# SOURCE DOCUMENT
"""

We all drew a deep sigh of relief. I tried my parents again, and this time got through. The yard was a mess, but everything was fine at home, although, someone had died when the tornado touched down in Durham. I phoned my sister who lived close to Durham. She, too, was fine, but many of the trees around her house had suffered the ill effects of the high winds.

Relieved to walk back into the cottage, we passed a quiet evening and crawled into bed early. The next morning, Rennie awoke listless, pale and had difficulty breathing. He was truly ill and it was apparent he needed to see a doctor. Despite his protests, we took him into the Huntsville hospital emergency room. Small-town hospitals are often underfunded, and service suffers because of it, but not here. They took very good care of my father-in-law.

"""

# EXTRACTED INFORMATION
"""

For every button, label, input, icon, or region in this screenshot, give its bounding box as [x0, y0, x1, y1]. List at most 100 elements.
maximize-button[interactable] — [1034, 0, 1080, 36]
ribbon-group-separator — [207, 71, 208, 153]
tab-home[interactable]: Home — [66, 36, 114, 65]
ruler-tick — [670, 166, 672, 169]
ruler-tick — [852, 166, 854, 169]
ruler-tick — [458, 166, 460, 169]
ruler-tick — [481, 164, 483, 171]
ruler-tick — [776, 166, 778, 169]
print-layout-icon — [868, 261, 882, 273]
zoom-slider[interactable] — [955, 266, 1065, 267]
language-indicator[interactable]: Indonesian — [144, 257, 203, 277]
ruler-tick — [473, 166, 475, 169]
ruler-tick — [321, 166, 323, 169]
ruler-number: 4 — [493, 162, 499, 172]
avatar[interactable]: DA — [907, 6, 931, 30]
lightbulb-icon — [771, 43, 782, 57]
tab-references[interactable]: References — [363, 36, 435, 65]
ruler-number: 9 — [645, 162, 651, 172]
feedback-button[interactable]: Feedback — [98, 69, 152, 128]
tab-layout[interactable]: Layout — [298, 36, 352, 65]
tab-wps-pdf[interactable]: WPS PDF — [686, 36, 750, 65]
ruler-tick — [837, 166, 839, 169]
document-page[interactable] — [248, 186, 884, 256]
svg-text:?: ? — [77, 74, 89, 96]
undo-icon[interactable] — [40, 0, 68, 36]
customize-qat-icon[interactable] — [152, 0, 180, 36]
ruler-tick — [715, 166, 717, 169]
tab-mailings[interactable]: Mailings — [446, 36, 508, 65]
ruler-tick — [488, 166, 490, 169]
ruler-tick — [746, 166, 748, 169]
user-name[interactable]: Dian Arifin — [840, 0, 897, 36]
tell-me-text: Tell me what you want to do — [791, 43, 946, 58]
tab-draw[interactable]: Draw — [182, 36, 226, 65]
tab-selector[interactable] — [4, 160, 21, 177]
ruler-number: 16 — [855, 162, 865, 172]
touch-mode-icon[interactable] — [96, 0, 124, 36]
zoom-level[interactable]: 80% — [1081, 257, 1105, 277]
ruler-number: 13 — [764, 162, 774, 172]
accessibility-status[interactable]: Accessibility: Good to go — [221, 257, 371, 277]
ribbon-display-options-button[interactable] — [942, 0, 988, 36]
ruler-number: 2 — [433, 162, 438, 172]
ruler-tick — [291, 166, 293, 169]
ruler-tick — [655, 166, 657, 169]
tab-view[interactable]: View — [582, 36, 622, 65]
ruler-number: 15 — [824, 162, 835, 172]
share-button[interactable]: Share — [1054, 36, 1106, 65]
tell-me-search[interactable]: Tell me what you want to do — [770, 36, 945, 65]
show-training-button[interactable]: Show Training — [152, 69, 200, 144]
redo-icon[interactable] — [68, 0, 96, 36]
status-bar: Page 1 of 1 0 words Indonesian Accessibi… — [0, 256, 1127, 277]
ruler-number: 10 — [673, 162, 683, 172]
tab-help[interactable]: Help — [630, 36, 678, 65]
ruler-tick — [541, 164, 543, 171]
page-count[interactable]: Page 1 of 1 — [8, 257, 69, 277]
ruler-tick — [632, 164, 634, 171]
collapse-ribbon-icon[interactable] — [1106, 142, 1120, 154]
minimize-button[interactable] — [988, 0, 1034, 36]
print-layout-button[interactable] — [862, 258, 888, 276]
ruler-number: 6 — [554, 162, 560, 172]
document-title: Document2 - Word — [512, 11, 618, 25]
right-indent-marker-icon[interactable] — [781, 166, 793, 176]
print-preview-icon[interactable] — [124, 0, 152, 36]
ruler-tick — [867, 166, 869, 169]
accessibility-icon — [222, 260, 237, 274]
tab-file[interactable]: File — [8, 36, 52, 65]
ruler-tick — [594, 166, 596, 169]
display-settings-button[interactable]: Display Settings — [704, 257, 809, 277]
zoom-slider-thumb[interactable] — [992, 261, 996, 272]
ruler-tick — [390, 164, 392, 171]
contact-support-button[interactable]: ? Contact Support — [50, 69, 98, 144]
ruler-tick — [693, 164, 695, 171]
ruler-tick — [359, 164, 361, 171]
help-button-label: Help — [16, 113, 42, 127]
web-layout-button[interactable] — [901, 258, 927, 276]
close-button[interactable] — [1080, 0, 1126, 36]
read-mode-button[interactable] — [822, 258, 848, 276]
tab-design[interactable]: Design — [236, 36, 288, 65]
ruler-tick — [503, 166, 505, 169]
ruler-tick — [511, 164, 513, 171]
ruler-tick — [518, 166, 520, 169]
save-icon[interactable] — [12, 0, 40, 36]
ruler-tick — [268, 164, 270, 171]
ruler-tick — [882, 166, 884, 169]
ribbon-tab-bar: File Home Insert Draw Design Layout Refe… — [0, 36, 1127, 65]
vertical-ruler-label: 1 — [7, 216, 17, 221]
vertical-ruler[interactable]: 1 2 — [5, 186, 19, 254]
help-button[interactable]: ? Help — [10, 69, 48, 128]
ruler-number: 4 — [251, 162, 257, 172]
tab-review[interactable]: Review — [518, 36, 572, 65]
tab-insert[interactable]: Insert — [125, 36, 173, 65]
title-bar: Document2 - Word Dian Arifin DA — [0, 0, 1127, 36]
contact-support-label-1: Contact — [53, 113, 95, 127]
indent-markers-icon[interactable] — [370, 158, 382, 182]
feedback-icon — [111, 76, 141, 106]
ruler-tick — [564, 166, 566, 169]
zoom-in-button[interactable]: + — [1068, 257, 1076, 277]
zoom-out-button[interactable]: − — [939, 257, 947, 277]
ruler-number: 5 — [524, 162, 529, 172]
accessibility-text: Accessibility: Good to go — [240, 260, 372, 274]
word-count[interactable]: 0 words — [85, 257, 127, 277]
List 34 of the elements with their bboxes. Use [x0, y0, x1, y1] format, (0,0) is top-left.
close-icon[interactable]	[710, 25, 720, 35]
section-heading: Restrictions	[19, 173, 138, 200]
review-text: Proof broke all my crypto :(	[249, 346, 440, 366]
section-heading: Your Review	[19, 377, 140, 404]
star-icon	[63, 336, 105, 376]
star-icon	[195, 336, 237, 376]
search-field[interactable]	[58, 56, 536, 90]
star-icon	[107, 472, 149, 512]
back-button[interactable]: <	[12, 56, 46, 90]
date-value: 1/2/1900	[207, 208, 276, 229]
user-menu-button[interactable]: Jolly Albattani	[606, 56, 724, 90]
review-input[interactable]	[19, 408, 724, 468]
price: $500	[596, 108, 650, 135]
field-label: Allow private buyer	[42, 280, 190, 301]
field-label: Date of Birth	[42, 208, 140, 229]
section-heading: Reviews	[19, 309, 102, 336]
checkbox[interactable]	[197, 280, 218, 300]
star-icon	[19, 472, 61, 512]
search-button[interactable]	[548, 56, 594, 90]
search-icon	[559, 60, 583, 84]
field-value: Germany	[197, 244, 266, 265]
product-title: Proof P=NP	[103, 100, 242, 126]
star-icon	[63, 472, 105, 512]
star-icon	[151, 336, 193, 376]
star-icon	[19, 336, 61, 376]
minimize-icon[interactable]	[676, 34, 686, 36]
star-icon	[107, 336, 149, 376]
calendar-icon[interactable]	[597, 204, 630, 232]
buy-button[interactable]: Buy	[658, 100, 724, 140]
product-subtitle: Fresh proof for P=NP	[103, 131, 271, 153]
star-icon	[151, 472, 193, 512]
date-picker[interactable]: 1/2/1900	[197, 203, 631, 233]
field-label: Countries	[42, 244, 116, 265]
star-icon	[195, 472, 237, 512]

"""

# TASKS AND EXERCISES
(1) In the passage about the tornado and the hospital visit, rewrite the part starting at "We all drew" and ending at "the high winds.", substituting "strong winds" for "high winds".
(2) According to the passage about the tornado and the hospital visit, what signs of illness did Rennie show the next morning? List them all.

# ANSWER LIST
(1)
We all drew a deep sigh of relief. I tried my parents again, and this time got through. The yard was a mess, but everything was fine at home, although, someone had died when the tornado touched down in Durham. I phoned my sister who lived close to Durham. She, too, was fine, but many of the trees around her house had suffered the ill effects of the strong winds.

(2)
- Listless
- Pale
- Difficulty breathing